[Stored data]
--------------------

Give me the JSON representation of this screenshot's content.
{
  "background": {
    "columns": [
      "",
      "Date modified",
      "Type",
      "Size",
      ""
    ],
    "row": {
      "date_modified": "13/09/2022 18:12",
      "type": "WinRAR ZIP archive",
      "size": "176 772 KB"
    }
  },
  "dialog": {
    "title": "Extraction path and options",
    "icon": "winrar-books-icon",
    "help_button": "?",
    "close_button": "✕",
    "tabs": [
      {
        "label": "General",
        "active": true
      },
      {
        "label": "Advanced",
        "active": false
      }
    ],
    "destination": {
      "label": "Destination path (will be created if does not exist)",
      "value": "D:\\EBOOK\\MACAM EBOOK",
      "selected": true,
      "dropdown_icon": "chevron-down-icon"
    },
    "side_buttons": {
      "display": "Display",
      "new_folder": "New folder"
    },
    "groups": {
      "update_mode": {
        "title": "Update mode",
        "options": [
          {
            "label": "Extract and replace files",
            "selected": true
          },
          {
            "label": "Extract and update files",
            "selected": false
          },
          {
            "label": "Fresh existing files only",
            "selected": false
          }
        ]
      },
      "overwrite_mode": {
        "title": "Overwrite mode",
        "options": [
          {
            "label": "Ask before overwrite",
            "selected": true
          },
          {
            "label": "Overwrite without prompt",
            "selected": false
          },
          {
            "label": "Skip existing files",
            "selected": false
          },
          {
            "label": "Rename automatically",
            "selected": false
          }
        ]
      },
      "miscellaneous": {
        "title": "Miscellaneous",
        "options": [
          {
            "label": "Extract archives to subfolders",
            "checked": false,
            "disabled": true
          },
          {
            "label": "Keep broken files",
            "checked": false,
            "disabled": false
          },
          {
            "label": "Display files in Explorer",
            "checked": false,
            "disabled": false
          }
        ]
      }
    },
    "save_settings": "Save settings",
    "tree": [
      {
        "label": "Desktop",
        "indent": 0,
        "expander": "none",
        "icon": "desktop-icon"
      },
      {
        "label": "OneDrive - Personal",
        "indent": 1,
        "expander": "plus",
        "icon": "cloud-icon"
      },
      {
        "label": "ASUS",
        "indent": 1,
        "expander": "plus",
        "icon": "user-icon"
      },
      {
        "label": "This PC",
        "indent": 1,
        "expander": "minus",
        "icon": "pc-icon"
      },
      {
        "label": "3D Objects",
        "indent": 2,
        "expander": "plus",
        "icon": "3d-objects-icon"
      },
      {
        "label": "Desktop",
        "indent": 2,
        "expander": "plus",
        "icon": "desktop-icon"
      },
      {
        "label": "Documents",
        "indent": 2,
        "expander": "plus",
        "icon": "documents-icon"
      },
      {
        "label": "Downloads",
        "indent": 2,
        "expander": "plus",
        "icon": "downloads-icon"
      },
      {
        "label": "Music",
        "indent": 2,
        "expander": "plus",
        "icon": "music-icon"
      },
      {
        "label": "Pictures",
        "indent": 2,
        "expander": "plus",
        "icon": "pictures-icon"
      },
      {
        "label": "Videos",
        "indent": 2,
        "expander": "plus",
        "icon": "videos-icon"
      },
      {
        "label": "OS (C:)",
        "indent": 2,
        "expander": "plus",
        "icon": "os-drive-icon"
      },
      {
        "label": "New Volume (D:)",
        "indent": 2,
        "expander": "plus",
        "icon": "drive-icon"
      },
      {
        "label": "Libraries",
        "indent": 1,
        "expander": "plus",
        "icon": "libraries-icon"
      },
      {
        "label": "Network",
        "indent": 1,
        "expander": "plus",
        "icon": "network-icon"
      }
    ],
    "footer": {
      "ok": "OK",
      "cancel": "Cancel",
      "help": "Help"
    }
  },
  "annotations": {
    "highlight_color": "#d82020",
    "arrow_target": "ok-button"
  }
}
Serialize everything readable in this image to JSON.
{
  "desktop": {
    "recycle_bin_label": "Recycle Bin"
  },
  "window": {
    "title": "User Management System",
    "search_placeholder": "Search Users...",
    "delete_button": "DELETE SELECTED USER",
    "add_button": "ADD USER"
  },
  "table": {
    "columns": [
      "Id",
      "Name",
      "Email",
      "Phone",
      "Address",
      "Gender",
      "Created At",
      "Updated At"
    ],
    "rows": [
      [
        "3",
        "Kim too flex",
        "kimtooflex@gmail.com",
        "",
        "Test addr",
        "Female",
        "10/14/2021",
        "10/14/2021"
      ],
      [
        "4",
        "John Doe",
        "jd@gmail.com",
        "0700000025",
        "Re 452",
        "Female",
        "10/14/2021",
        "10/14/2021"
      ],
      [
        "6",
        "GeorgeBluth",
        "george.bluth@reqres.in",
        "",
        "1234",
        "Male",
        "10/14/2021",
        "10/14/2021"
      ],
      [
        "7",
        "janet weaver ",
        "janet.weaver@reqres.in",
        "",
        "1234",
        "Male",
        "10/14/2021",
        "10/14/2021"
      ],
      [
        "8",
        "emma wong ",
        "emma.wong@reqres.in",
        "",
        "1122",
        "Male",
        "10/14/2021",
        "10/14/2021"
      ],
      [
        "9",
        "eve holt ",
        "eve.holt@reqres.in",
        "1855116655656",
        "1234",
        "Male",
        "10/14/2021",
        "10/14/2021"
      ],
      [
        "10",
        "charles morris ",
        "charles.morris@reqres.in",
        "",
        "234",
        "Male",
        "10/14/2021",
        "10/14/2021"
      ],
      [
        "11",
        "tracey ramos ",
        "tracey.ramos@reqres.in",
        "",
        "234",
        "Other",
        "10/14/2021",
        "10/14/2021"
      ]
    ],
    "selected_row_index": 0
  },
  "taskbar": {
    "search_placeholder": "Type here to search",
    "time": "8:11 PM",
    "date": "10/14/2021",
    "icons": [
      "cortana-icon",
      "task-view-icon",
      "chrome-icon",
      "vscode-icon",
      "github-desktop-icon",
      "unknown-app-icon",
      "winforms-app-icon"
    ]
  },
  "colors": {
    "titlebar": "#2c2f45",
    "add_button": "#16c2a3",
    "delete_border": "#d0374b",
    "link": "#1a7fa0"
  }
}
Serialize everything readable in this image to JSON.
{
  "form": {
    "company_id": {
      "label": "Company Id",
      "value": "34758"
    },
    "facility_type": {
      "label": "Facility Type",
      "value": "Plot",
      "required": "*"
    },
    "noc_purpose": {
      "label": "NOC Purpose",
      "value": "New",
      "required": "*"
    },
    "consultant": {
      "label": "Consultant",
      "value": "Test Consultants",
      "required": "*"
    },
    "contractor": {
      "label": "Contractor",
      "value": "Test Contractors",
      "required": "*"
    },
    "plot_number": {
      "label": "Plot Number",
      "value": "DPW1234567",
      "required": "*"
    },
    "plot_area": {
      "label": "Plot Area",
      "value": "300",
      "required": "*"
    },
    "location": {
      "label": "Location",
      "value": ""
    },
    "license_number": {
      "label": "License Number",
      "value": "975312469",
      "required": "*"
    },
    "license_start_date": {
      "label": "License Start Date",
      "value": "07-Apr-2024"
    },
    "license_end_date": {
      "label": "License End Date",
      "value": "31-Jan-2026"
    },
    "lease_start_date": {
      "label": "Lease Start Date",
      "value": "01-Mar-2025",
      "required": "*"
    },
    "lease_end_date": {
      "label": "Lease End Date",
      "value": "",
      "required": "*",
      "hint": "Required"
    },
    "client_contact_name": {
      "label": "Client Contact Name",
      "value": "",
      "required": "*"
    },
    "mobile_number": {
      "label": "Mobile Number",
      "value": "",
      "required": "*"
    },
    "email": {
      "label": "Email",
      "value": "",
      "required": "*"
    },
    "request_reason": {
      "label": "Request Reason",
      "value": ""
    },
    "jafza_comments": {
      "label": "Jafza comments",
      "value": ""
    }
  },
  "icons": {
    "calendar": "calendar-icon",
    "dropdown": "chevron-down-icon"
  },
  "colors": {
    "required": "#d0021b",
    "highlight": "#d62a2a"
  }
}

--------------------

Restate each of the entries above verbatim.

Give me the JSON representation of this screenshot's content.
{
  "background": {
    "columns": [
      "",
      "Date modified",
      "Type",
      "Size",
      ""
    ],
    "row": {
      "date_modified": "13/09/2022 18:12",
      "type": "WinRAR ZIP archive",
      "size": "176 772 KB"
    }
  },
  "dialog": {
    "title": "Extraction path and options",
    "icon": "winrar-books-icon",
    "help_button": "?",
    "close_button": "✕",
    "tabs": [
      {
        "label": "General",
        "active": true
      },
      {
        "label": "Advanced",
        "active": false
      }
    ],
    "destination": {
      "label": "Destination path (will be created if does not exist)",
      "value": "D:\\EBOOK\\MACAM EBOOK",
      "selected": true,
      "dropdown_icon": "chevron-down-icon"
    },
    "side_buttons": {
      "display": "Display",
      "new_folder": "New folder"
    },
    "groups": {
      "update_mode": {
        "title": "Update mode",
        "options": [
          {
            "label": "Extract and replace files",
            "selected": true
          },
          {
            "label": "Extract and update files",
            "selected": false
          },
          {
            "label": "Fresh existing files only",
            "selected": false
          }
        ]
      },
      "overwrite_mode": {
        "title": "Overwrite mode",
        "options": [
          {
            "label": "Ask before overwrite",
            "selected": true
          },
          {
            "label": "Overwrite without prompt",
            "selected": false
          },
          {
            "label": "Skip existing files",
            "selected": false
          },
          {
            "label": "Rename automatically",
            "selected": false
          }
        ]
      },
      "miscellaneous": {
        "title": "Miscellaneous",
        "options": [
          {
            "label": "Extract archives to subfolders",
            "checked": false,
            "disabled": true
          },
          {
            "label": "Keep broken files",
            "checked": false,
            "disabled": false
          },
          {
            "label": "Display files in Explorer",
            "checked": false,
            "disabled": false
          }
        ]
      }
    },
    "save_settings": "Save settings",
    "tree": [
      {
        "label": "Desktop",
        "indent": 0,
        "expander": "none",
        "icon": "desktop-icon"
      },
      {
        "label": "OneDrive - Personal",
        "indent": 1,
        "expander": "plus",
        "icon": "cloud-icon"
      },
      {
        "label": "ASUS",
        "indent": 1,
        "expander": "plus",
        "icon": "user-icon"
      },
      {
        "label": "This PC",
        "indent": 1,
        "expander": "minus",
        "icon": "pc-icon"
      },
      {
        "label": "3D Objects",
        "indent": 2,
        "expander": "plus",
        "icon": "3d-objects-icon"
      },
      {
        "label": "Desktop",
        "indent": 2,
        "expander": "plus",
        "icon": "desktop-icon"
      },
      {
        "label": "Documents",
        "indent": 2,
        "expander": "plus",
        "icon": "documents-icon"
      },
      {
        "label": "Downloads",
        "indent": 2,
        "expander": "plus",
        "icon": "downloads-icon"
      },
      {
        "label": "Music",
        "indent": 2,
        "expander": "plus",
        "icon": "music-icon"
      },
      {
        "label": "Pictures",
        "indent": 2,
        "expander": "plus",
        "icon": "pictures-icon"
      },
      {
        "label": "Videos",
        "indent": 2,
        "expander": "plus",
        "icon": "videos-icon"
      },
      {
        "label": "OS (C:)",
        "indent": 2,
        "expander": "plus",
        "icon": "os-drive-icon"
      },
      {
        "label": "New Volume (D:)",
        "indent": 2,
        "expander": "plus",
        "icon": "drive-icon"
      },
      {
        "label": "Libraries",
        "indent": 1,
        "expander": "plus",
        "icon": "libraries-icon"
      },
      {
        "label": "Network",
        "indent": 1,
        "expander": "plus",
        "icon": "network-icon"
      }
    ],
    "footer": {
      "ok": "OK",
      "cancel": "Cancel",
      "help": "Help"
    }
  },
  "annotations": {
    "highlight_color": "#d82020",
    "arrow_target": "ok-button"
  }
}
Serialize everything readable in this image to JSON.
{
  "desktop": {
    "recycle_bin_label": "Recycle Bin"
  },
  "window": {
    "title": "User Management System",
    "search_placeholder": "Search Users...",
    "delete_button": "DELETE SELECTED USER",
    "add_button": "ADD USER"
  },
  "table": {
    "columns": [
      "Id",
      "Name",
      "Email",
      "Phone",
      "Address",
      "Gender",
      "Created At",
      "Updated At"
    ],
    "rows": [
      [
        "3",
        "Kim too flex",
        "kimtooflex@gmail.com",
        "",
        "Test addr",
        "Female",
        "10/14/2021",
        "10/14/2021"
      ],
      [
        "4",
        "John Doe",
        "jd@gmail.com",
        "0700000025",
        "Re 452",
        "Female",
        "10/14/2021",
        "10/14/2021"
      ],
      [
        "6",
        "GeorgeBluth",
        "george.bluth@reqres.in",
        "",
        "1234",
        "Male",
        "10/14/2021",
        "10/14/2021"
      ],
      [
        "7",
        "janet weaver ",
        "janet.weaver@reqres.in",
        "",
        "1234",
        "Male",
        "10/14/2021",
        "10/14/2021"
      ],
      [
        "8",
        "emma wong ",
        "emma.wong@reqres.in",
        "",
        "1122",
        "Male",
        "10/14/2021",
        "10/14/2021"
      ],
      [
        "9",
        "eve holt ",
        "eve.holt@reqres.in",
        "1855116655656",
        "1234",
        "Male",
        "10/14/2021",
        "10/14/2021"
      ],
      [
        "10",
        "charles morris ",
        "charles.morris@reqres.in",
        "",
        "234",
        "Male",
        "10/14/2021",
        "10/14/2021"
      ],
      [
        "11",
        "tracey ramos ",
        "tracey.ramos@reqres.in",
        "",
        "234",
        "Other",
        "10/14/2021",
        "10/14/2021"
      ]
    ],
    "selected_row_index": 0
  },
  "taskbar": {
    "search_placeholder": "Type here to search",
    "time": "8:11 PM",
    "date": "10/14/2021",
    "icons": [
      "cortana-icon",
      "task-view-icon",
      "chrome-icon",
      "vscode-icon",
      "github-desktop-icon",
      "unknown-app-icon",
      "winforms-app-icon"
    ]
  },
  "colors": {
    "titlebar": "#2c2f45",
    "add_button": "#16c2a3",
    "delete_border": "#d0374b",
    "link": "#1a7fa0"
  }
}
Serialize everything readable in this image to JSON.
{
  "form": {
    "company_id": {
      "label": "Company Id",
      "value": "34758"
    },
    "facility_type": {
      "label": "Facility Type",
      "value": "Plot",
      "required": "*"
    },
    "noc_purpose": {
      "label": "NOC Purpose",
      "value": "New",
      "required": "*"
    },
    "consultant": {
      "label": "Consultant",
      "value": "Test Consultants",
      "required": "*"
    },
    "contractor": {
      "label": "Contractor",
      "value": "Test Contractors",
      "required": "*"
    },
    "plot_number": {
      "label": "Plot Number",
      "value": "DPW1234567",
      "required": "*"
    },
    "plot_area": {
      "label": "Plot Area",
      "value": "300",
      "required": "*"
    },
    "location": {
      "label": "Location",
      "value": ""
    },
    "license_number": {
      "label": "License Number",
      "value": "975312469",
      "required": "*"
    },
    "license_start_date": {
      "label": "License Start Date",
      "value": "07-Apr-2024"
    },
    "license_end_date": {
      "label": "License End Date",
      "value": "31-Jan-2026"
    },
    "lease_start_date": {
      "label": "Lease Start Date",
      "value": "01-Mar-2025",
      "required": "*"
    },
    "lease_end_date": {
      "label": "Lease End Date",
      "value": "",
      "required": "*",
      "hint": "Required"
    },
    "client_contact_name": {
      "label": "Client Contact Name",
      "value": "",
      "required": "*"
    },
    "mobile_number": {
      "label": "Mobile Number",
      "value": "",
      "required": "*"
    },
    "email": {
      "label": "Email",
      "value": "",
      "required": "*"
    },
    "request_reason": {
      "label": "Request Reason",
      "value": ""
    },
    "jafza_comments": {
      "label": "Jafza comments",
      "value": ""
    }
  },
  "icons": {
    "calendar": "calendar-icon",
    "dropdown": "chevron-down-icon"
  },
  "colors": {
    "required": "#d0021b",
    "highlight": "#d62a2a"
  }
}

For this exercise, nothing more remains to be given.